+++ MATERIAL PROVIDED +++

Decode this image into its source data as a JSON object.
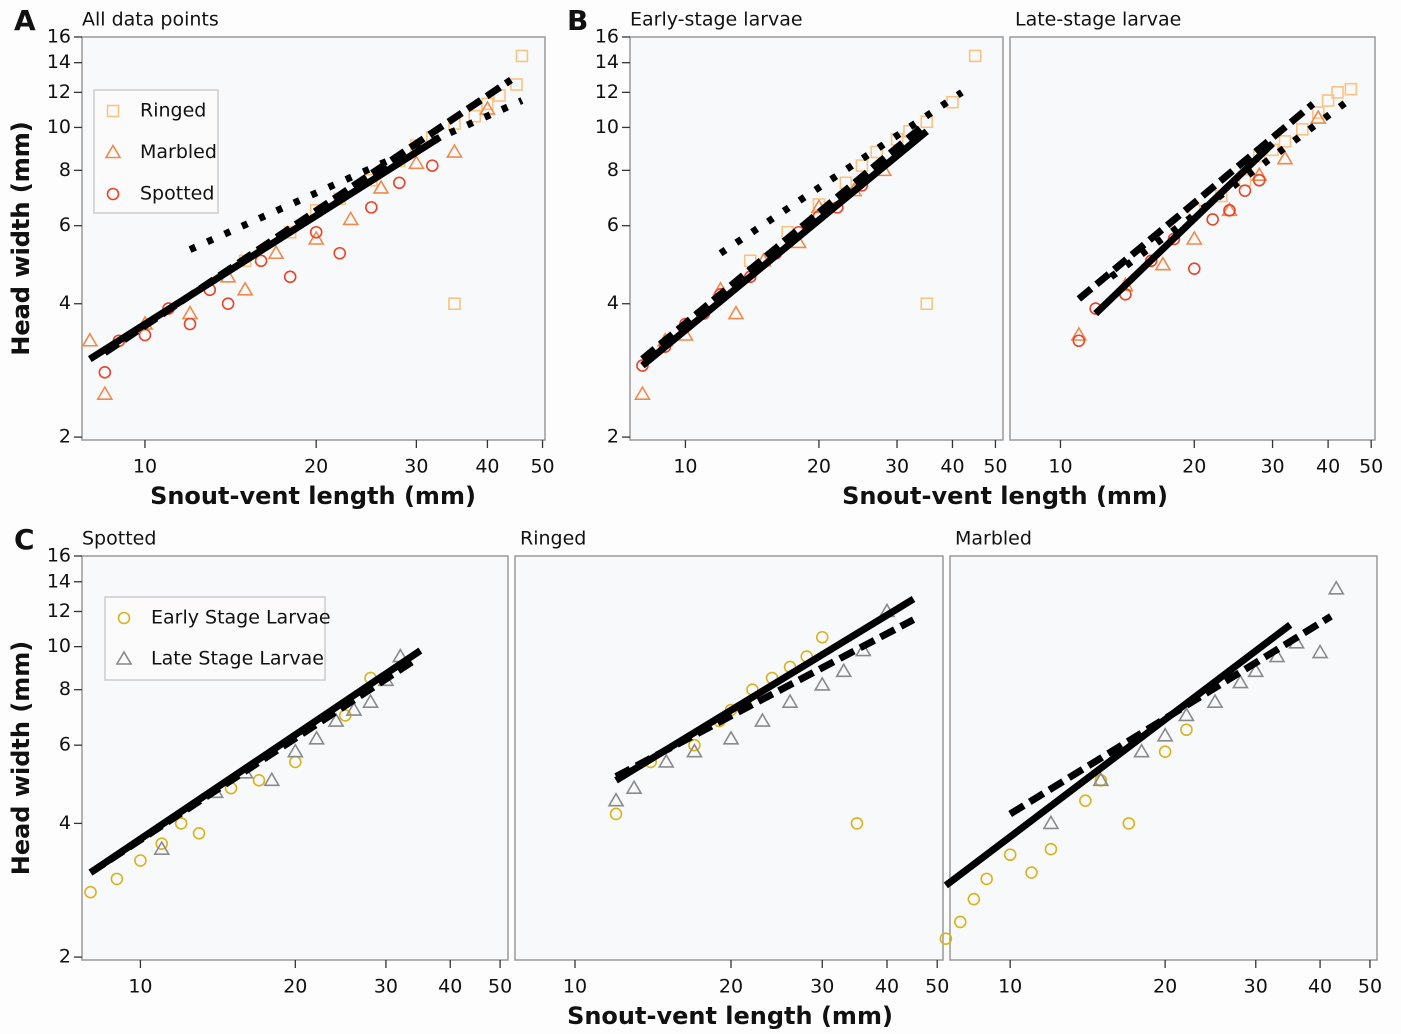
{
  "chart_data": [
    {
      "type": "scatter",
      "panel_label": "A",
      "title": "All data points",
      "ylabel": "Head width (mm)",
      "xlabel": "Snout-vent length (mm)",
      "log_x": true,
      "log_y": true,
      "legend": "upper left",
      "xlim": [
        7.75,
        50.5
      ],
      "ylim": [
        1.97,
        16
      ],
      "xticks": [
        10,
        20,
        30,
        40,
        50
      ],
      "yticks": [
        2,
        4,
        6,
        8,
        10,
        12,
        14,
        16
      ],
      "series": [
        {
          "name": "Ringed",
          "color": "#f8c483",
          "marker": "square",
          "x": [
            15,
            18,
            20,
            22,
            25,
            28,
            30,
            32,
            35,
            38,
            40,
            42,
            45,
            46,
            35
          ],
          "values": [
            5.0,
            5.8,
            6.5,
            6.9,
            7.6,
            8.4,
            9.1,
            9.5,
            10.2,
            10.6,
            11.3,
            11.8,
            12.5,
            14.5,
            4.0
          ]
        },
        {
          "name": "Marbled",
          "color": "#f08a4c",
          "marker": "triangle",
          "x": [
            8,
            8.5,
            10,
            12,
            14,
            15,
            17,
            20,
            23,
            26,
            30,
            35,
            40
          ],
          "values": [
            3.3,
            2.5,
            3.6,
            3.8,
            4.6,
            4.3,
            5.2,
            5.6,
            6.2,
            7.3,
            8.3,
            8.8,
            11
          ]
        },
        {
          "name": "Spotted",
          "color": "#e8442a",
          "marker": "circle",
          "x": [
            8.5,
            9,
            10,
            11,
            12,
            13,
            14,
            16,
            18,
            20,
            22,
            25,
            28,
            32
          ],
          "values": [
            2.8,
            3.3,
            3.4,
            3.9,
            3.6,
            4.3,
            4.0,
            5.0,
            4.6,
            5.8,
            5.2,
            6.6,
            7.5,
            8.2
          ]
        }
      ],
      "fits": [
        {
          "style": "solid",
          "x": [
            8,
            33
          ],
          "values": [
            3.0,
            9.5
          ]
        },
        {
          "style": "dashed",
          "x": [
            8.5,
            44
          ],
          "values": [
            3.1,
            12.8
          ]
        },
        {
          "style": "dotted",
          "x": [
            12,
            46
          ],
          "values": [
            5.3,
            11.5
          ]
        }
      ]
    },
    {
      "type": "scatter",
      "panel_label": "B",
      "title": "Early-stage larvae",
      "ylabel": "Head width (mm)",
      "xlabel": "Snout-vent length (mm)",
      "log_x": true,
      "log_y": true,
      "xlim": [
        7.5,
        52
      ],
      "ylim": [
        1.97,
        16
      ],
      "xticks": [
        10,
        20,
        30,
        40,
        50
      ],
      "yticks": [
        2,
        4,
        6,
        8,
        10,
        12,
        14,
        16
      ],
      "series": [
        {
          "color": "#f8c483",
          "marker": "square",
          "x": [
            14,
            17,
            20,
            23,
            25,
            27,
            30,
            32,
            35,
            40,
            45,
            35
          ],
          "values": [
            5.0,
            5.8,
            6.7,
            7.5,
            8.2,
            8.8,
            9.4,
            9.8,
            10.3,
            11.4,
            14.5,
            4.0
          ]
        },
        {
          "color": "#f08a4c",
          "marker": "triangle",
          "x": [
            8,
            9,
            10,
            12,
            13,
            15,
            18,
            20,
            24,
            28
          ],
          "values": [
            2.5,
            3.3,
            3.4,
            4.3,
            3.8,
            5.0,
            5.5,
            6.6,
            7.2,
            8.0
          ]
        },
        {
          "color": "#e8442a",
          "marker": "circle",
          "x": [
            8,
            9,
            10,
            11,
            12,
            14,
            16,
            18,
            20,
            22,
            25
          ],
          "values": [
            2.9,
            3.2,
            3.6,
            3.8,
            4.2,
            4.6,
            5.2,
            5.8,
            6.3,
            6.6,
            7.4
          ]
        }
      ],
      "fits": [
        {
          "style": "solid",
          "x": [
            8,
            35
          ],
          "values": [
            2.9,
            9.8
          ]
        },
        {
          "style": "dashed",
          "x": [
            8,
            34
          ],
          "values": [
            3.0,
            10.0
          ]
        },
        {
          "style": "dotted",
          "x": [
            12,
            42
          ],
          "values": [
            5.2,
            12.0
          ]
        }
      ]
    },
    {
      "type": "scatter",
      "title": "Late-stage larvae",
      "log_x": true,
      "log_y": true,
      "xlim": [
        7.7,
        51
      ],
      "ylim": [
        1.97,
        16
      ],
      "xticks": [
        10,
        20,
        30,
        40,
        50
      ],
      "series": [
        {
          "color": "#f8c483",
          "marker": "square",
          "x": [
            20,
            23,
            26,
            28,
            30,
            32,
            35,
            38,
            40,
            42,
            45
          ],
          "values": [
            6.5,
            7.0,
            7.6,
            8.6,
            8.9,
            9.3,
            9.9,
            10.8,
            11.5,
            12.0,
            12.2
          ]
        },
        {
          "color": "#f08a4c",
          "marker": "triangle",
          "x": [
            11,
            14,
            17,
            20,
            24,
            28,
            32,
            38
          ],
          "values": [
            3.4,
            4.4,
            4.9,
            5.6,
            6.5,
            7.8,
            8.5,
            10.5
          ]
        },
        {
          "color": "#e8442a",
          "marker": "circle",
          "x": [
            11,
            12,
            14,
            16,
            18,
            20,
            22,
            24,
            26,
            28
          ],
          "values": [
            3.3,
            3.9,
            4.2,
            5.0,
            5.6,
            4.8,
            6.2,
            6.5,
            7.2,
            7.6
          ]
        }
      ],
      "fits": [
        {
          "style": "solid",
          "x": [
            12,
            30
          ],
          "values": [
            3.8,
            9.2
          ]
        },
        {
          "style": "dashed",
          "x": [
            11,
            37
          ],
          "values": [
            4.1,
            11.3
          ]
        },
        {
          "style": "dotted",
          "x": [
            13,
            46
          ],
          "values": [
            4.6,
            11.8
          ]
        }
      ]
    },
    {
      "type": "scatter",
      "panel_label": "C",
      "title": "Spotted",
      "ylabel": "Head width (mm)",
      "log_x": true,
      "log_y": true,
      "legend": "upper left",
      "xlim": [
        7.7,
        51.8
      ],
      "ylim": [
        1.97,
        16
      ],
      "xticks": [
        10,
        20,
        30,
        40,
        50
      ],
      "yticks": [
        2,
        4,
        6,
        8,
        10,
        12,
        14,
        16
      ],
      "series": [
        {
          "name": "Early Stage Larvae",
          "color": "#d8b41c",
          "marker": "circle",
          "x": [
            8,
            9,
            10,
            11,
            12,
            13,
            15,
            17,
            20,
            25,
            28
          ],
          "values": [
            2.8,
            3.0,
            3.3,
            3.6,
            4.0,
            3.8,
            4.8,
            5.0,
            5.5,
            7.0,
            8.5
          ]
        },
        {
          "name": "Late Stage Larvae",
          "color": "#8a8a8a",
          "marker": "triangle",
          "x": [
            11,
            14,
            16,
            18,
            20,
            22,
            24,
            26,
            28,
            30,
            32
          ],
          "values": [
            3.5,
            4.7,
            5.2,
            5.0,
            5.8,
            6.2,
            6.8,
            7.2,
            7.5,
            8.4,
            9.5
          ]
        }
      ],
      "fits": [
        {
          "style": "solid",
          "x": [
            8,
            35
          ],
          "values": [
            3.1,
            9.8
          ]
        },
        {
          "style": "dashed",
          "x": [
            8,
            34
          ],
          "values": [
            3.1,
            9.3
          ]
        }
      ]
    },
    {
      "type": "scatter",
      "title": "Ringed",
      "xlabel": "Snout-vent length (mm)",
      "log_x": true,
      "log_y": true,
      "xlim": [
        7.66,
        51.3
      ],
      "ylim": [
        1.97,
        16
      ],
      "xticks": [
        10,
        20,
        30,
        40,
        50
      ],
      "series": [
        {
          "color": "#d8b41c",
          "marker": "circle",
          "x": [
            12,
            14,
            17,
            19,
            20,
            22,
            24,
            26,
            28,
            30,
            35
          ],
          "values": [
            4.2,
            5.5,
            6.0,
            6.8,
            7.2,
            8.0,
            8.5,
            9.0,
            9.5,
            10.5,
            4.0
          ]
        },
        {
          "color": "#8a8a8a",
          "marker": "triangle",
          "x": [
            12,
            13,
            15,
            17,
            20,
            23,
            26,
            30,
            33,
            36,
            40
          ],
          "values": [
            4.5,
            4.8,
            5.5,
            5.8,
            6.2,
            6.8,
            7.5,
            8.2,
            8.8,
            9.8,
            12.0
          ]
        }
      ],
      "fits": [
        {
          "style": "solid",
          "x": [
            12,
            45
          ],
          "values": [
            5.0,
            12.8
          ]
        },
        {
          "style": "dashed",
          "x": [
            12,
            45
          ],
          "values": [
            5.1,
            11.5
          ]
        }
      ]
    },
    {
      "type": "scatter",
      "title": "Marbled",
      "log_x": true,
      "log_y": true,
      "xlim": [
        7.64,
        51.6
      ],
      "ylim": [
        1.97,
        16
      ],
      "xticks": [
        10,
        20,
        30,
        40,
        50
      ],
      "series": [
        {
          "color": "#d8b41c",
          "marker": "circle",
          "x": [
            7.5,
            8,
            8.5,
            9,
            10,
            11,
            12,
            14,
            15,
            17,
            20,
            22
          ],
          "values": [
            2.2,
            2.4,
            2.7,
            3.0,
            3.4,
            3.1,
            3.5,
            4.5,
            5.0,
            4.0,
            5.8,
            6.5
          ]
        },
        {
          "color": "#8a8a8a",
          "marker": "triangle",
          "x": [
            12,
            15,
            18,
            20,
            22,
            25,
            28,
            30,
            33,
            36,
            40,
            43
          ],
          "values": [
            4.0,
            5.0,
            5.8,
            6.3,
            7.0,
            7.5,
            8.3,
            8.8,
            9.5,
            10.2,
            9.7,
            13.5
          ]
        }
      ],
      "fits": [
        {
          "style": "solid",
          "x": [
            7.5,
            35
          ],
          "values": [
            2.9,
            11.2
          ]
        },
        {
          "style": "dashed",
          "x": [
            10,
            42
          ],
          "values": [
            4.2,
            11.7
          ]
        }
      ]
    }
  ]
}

+++

For each line of the listing that holds the word "Late", show that line.

      "title": "Late-stage larvae",
          "name": "Late Stage Larvae",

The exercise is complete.